═══ EXTRACTED MATERIAL ═══

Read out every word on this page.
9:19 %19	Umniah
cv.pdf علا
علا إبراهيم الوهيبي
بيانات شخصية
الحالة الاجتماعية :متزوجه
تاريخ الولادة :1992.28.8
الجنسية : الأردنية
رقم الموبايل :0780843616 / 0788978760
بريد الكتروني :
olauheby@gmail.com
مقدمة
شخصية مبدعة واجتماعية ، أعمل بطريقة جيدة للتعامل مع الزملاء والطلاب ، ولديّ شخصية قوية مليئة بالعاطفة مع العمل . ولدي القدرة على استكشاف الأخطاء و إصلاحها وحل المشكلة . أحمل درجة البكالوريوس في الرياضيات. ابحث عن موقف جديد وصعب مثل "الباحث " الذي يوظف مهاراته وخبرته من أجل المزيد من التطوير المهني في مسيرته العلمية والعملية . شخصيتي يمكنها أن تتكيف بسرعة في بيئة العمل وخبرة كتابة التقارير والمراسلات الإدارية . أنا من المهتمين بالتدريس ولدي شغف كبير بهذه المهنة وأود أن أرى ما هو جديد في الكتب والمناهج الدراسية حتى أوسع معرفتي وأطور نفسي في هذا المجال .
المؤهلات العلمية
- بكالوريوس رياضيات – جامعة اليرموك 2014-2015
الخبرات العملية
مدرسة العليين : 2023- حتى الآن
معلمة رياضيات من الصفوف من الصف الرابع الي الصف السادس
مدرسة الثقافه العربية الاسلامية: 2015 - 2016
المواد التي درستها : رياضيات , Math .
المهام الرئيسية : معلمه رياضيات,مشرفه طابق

═══

- _STATED GOAL_: Go through the records and show every line with the string "مدرسة" in it.

- _CORRECT RESPONSE_:
مدرسة العليين : 2023- حتى الآن
مدرسة الثقافه العربية الاسلامية: 2015 - 2016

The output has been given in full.